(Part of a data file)
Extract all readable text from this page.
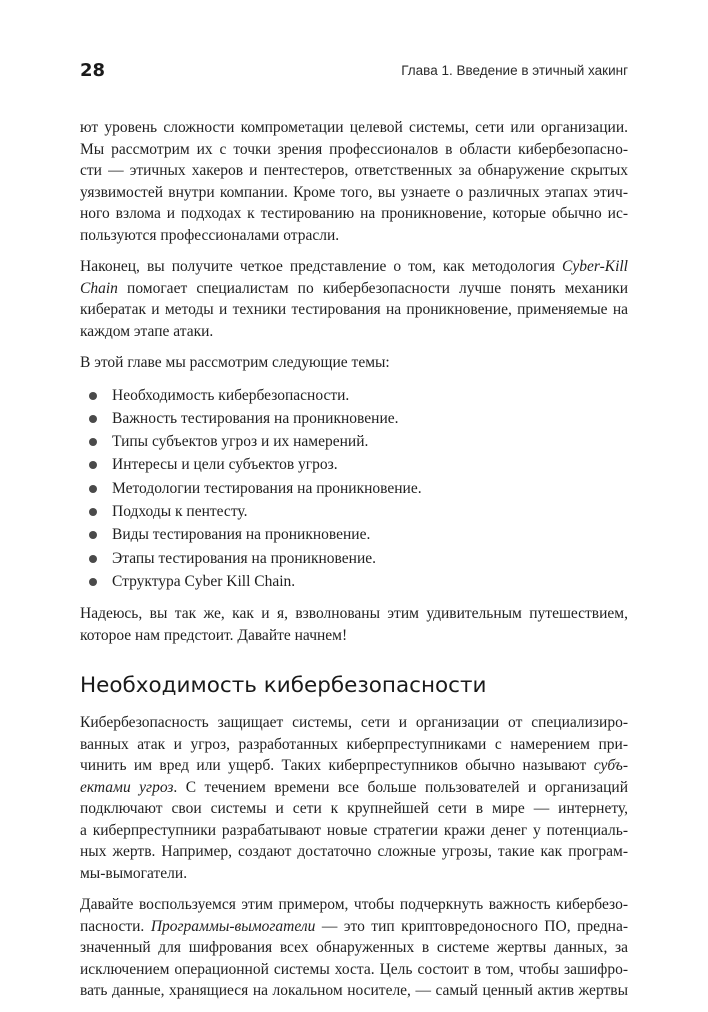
28	Глава 1. Введение в этичный хакинг

ют уровень сложности компрометации целевой системы, сети или организации.
Мы рассмотрим их с точки зрения профессионалов в области кибербезопасно-
сти — этичных хакеров и пентестеров, ответственных за обнаружение скрытых
уязвимостей внутри компании. Кроме того, вы узнаете о различных этапах этич-
ного взлома и подходах к тестированию на проникновение, которые обычно ис-
пользуются профессионалами отрасли.

Наконец, вы получите четкое представление о том, как методология Cyber-Kill
Chain помогает специалистам по кибербезопасности лучше понять механики
кибератак и методы и техники тестирования на проникновение, применяемые на
каждом этапе атаки.

В этой главе мы рассмотрим следующие темы:

Необходимость кибербезопасности.
Важность тестирования на проникновение.
Типы субъектов угроз и их намерений.
Интересы и цели субъектов угроз.
Методологии тестирования на проникновение.
Подходы к пентесту.
Виды тестирования на проникновение.
Этапы тестирования на проникновение.
Структура Cyber Kill Chain.

Надеюсь, вы так же, как и я, взволнованы этим удивительным путешествием,
которое нам предстоит. Давайте начнем!

Необходимость кибербезопасности

Кибербезопасность защищает системы, сети и организации от специализиро-
ванных атак и угроз, разработанных киберпреступниками с намерением при-
чинить им вред или ущерб. Таких киберпреступников обычно называют субъ-
ектами угроз. С течением времени все больше пользователей и организаций
подключают свои системы и сети к крупнейшей сети в мире — интернету,
а киберпреступники разрабатывают новые стратегии кражи денег у потенциаль-
ных жертв. Например, создают достаточно сложные угрозы, такие как програм-
мы-вымогатели.

Давайте воспользуемся этим примером, чтобы подчеркнуть важность кибербезо-
пасности. Программы-вымогатели — это тип криптовредоносного ПО, предна-
значенный для шифрования всех обнаруженных в системе жертвы данных, за
исключением операционной системы хоста. Цель состоит в том, чтобы зашифро-
вать данные, хранящиеся на локальном носителе, — самый ценный актив жертвы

- Exercise directions -
Look for "чтобы" and pull out every line that has it.

- Written solution -
Давайте воспользуемся этим примером, чтобы подчеркнуть важность кибербезо-
исключением операционной системы хоста. Цель состоит в том, чтобы зашифро-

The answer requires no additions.